Entries from a visual dataset

######

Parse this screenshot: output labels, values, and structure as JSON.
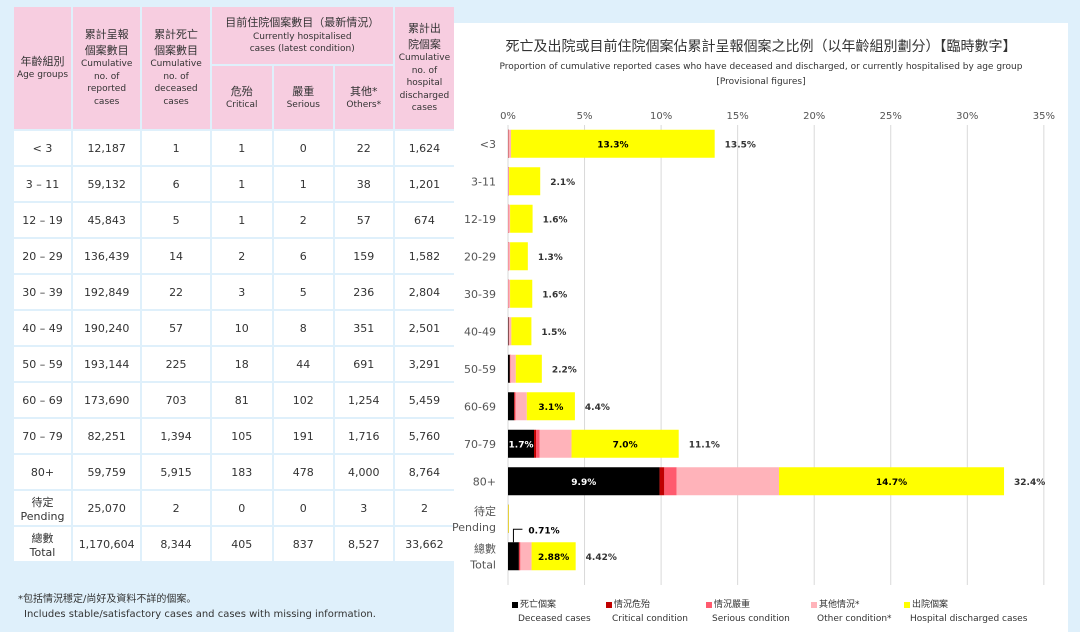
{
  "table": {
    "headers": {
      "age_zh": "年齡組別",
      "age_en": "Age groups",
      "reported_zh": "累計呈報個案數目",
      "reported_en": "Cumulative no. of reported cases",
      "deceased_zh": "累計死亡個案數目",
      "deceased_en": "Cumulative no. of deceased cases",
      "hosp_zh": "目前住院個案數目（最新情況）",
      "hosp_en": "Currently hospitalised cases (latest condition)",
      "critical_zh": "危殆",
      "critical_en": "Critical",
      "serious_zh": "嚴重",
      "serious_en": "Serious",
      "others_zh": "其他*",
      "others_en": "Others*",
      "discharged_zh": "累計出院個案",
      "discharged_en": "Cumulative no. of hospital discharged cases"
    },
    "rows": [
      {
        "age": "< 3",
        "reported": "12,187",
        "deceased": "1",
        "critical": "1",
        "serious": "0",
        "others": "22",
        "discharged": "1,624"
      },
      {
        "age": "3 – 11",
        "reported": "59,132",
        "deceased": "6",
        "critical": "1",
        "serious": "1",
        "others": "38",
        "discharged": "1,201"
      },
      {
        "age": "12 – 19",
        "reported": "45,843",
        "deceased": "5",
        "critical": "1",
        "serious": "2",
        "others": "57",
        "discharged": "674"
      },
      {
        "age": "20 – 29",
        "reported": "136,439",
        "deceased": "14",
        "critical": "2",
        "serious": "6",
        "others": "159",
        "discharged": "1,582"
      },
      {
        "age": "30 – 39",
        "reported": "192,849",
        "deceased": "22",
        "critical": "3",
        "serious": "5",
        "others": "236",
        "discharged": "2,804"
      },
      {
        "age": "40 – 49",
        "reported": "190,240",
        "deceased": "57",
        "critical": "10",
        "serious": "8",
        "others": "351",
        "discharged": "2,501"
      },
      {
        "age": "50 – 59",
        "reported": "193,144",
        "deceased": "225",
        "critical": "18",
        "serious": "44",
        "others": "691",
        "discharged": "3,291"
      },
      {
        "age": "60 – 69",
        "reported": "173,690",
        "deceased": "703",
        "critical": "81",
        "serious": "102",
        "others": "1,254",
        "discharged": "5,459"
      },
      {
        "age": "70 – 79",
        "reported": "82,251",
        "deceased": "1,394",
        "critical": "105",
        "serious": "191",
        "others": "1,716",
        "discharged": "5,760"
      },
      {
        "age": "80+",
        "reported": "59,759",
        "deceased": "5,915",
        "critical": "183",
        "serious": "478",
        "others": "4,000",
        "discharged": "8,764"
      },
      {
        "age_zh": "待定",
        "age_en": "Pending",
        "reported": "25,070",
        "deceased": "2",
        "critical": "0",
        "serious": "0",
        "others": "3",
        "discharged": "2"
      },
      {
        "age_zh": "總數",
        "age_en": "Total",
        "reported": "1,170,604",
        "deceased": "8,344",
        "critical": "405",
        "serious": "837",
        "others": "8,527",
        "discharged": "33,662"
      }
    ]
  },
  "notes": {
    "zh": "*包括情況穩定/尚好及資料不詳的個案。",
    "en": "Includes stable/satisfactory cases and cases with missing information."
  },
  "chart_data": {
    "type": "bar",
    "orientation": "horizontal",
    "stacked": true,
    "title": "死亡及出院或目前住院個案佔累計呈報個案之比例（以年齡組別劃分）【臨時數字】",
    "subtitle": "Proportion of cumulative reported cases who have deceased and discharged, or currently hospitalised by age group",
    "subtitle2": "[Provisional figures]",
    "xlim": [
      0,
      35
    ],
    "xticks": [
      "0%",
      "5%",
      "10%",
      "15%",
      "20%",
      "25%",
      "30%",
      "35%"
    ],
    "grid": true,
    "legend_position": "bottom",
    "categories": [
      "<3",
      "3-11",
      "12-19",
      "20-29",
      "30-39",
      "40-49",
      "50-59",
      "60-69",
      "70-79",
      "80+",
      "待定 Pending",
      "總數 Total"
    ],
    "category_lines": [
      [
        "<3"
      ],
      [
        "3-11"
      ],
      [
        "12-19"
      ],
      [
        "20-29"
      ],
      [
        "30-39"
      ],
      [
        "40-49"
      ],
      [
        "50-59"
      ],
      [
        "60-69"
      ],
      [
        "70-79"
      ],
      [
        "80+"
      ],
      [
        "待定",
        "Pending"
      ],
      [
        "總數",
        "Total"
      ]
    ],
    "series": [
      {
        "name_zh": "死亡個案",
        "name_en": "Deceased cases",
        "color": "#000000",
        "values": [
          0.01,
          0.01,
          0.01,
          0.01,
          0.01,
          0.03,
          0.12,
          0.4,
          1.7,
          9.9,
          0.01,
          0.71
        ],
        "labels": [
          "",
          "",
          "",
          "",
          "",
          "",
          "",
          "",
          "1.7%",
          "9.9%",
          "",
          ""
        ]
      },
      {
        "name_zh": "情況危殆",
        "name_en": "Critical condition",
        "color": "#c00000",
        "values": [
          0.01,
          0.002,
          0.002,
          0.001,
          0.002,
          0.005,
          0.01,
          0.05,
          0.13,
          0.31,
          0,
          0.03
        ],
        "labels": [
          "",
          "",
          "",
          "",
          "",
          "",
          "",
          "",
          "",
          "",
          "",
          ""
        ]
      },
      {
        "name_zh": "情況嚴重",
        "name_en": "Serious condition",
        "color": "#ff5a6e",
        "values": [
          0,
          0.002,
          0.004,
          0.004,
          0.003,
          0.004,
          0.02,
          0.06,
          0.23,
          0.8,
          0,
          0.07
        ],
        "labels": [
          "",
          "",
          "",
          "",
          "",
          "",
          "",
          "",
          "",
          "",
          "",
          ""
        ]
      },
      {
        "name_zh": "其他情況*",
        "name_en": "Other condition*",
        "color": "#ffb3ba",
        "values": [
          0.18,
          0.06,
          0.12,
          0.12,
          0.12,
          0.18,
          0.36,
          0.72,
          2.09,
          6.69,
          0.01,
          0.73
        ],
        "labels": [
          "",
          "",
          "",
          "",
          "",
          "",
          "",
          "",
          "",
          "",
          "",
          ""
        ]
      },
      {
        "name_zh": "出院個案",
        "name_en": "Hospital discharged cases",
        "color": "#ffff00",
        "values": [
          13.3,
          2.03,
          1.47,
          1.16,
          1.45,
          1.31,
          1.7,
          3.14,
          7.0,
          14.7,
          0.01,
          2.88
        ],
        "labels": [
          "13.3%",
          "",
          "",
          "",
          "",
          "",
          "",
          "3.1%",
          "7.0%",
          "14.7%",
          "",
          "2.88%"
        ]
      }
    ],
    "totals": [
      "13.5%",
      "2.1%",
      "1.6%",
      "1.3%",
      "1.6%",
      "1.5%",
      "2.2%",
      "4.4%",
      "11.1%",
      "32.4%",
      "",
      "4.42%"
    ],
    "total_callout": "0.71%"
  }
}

######

◆ **AIM OF THE TASK**:
Repeat the data above exactly, but not the pictures.

◆ **FULL ANSWER**:
Parse this screenshot: output labels, values, and structure as JSON.
{
  "table": {
    "headers": {
      "age_zh": "年齡組別",
      "age_en": "Age groups",
      "reported_zh": "累計呈報個案數目",
      "reported_en": "Cumulative no. of reported cases",
      "deceased_zh": "累計死亡個案數目",
      "deceased_en": "Cumulative no. of deceased cases",
      "hosp_zh": "目前住院個案數目（最新情況）",
      "hosp_en": "Currently hospitalised cases (latest condition)",
      "critical_zh": "危殆",
      "critical_en": "Critical",
      "serious_zh": "嚴重",
      "serious_en": "Serious",
      "others_zh": "其他*",
      "others_en": "Others*",
      "discharged_zh": "累計出院個案",
      "discharged_en": "Cumulative no. of hospital discharged cases"
    },
    "rows": [
      {
        "age": "< 3",
        "reported": "12,187",
        "deceased": "1",
        "critical": "1",
        "serious": "0",
        "others": "22",
        "discharged": "1,624"
      },
      {
        "age": "3 – 11",
        "reported": "59,132",
        "deceased": "6",
        "critical": "1",
        "serious": "1",
        "others": "38",
        "discharged": "1,201"
      },
      {
        "age": "12 – 19",
        "reported": "45,843",
        "deceased": "5",
        "critical": "1",
        "serious": "2",
        "others": "57",
        "discharged": "674"
      },
      {
        "age": "20 – 29",
        "reported": "136,439",
        "deceased": "14",
        "critical": "2",
        "serious": "6",
        "others": "159",
        "discharged": "1,582"
      },
      {
        "age": "30 – 39",
        "reported": "192,849",
        "deceased": "22",
        "critical": "3",
        "serious": "5",
        "others": "236",
        "discharged": "2,804"
      },
      {
        "age": "40 – 49",
        "reported": "190,240",
        "deceased": "57",
        "critical": "10",
        "serious": "8",
        "others": "351",
        "discharged": "2,501"
      },
      {
        "age": "50 – 59",
        "reported": "193,144",
        "deceased": "225",
        "critical": "18",
        "serious": "44",
        "others": "691",
        "discharged": "3,291"
      },
      {
        "age": "60 – 69",
        "reported": "173,690",
        "deceased": "703",
        "critical": "81",
        "serious": "102",
        "others": "1,254",
        "discharged": "5,459"
      },
      {
        "age": "70 – 79",
        "reported": "82,251",
        "deceased": "1,394",
        "critical": "105",
        "serious": "191",
        "others": "1,716",
        "discharged": "5,760"
      },
      {
        "age": "80+",
        "reported": "59,759",
        "deceased": "5,915",
        "critical": "183",
        "serious": "478",
        "others": "4,000",
        "discharged": "8,764"
      },
      {
        "age_zh": "待定",
        "age_en": "Pending",
        "reported": "25,070",
        "deceased": "2",
        "critical": "0",
        "serious": "0",
        "others": "3",
        "discharged": "2"
      },
      {
        "age_zh": "總數",
        "age_en": "Total",
        "reported": "1,170,604",
        "deceased": "8,344",
        "critical": "405",
        "serious": "837",
        "others": "8,527",
        "discharged": "33,662"
      }
    ]
  },
  "notes": {
    "zh": "*包括情況穩定/尚好及資料不詳的個案。",
    "en": "Includes stable/satisfactory cases and cases with missing information."
  },
  "chart_data": {
    "type": "bar",
    "orientation": "horizontal",
    "stacked": true,
    "title": "死亡及出院或目前住院個案佔累計呈報個案之比例（以年齡組別劃分）【臨時數字】",
    "subtitle": "Proportion of cumulative reported cases who have deceased and discharged, or currently hospitalised by age group",
    "subtitle2": "[Provisional figures]",
    "xlim": [
      0,
      35
    ],
    "xticks": [
      "0%",
      "5%",
      "10%",
      "15%",
      "20%",
      "25%",
      "30%",
      "35%"
    ],
    "grid": true,
    "legend_position": "bottom",
    "categories": [
      "<3",
      "3-11",
      "12-19",
      "20-29",
      "30-39",
      "40-49",
      "50-59",
      "60-69",
      "70-79",
      "80+",
      "待定 Pending",
      "總數 Total"
    ],
    "category_lines": [
      [
        "<3"
      ],
      [
        "3-11"
      ],
      [
        "12-19"
      ],
      [
        "20-29"
      ],
      [
        "30-39"
      ],
      [
        "40-49"
      ],
      [
        "50-59"
      ],
      [
        "60-69"
      ],
      [
        "70-79"
      ],
      [
        "80+"
      ],
      [
        "待定",
        "Pending"
      ],
      [
        "總數",
        "Total"
      ]
    ],
    "series": [
      {
        "name_zh": "死亡個案",
        "name_en": "Deceased cases",
        "color": "#000000",
        "values": [
          0.01,
          0.01,
          0.01,
          0.01,
          0.01,
          0.03,
          0.12,
          0.4,
          1.7,
          9.9,
          0.01,
          0.71
        ],
        "labels": [
          "",
          "",
          "",
          "",
          "",
          "",
          "",
          "",
          "1.7%",
          "9.9%",
          "",
          ""
        ]
      },
      {
        "name_zh": "情況危殆",
        "name_en": "Critical condition",
        "color": "#c00000",
        "values": [
          0.01,
          0.002,
          0.002,
          0.001,
          0.002,
          0.005,
          0.01,
          0.05,
          0.13,
          0.31,
          0,
          0.03
        ],
        "labels": [
          "",
          "",
          "",
          "",
          "",
          "",
          "",
          "",
          "",
          "",
          "",
          ""
        ]
      },
      {
        "name_zh": "情況嚴重",
        "name_en": "Serious condition",
        "color": "#ff5a6e",
        "values": [
          0,
          0.002,
          0.004,
          0.004,
          0.003,
          0.004,
          0.02,
          0.06,
          0.23,
          0.8,
          0,
          0.07
        ],
        "labels": [
          "",
          "",
          "",
          "",
          "",
          "",
          "",
          "",
          "",
          "",
          "",
          ""
        ]
      },
      {
        "name_zh": "其他情況*",
        "name_en": "Other condition*",
        "color": "#ffb3ba",
        "values": [
          0.18,
          0.06,
          0.12,
          0.12,
          0.12,
          0.18,
          0.36,
          0.72,
          2.09,
          6.69,
          0.01,
          0.73
        ],
        "labels": [
          "",
          "",
          "",
          "",
          "",
          "",
          "",
          "",
          "",
          "",
          "",
          ""
        ]
      },
      {
        "name_zh": "出院個案",
        "name_en": "Hospital discharged cases",
        "color": "#ffff00",
        "values": [
          13.3,
          2.03,
          1.47,
          1.16,
          1.45,
          1.31,
          1.7,
          3.14,
          7.0,
          14.7,
          0.01,
          2.88
        ],
        "labels": [
          "13.3%",
          "",
          "",
          "",
          "",
          "",
          "",
          "3.1%",
          "7.0%",
          "14.7%",
          "",
          "2.88%"
        ]
      }
    ],
    "totals": [
      "13.5%",
      "2.1%",
      "1.6%",
      "1.3%",
      "1.6%",
      "1.5%",
      "2.2%",
      "4.4%",
      "11.1%",
      "32.4%",
      "",
      "4.42%"
    ],
    "total_callout": "0.71%"
  }
}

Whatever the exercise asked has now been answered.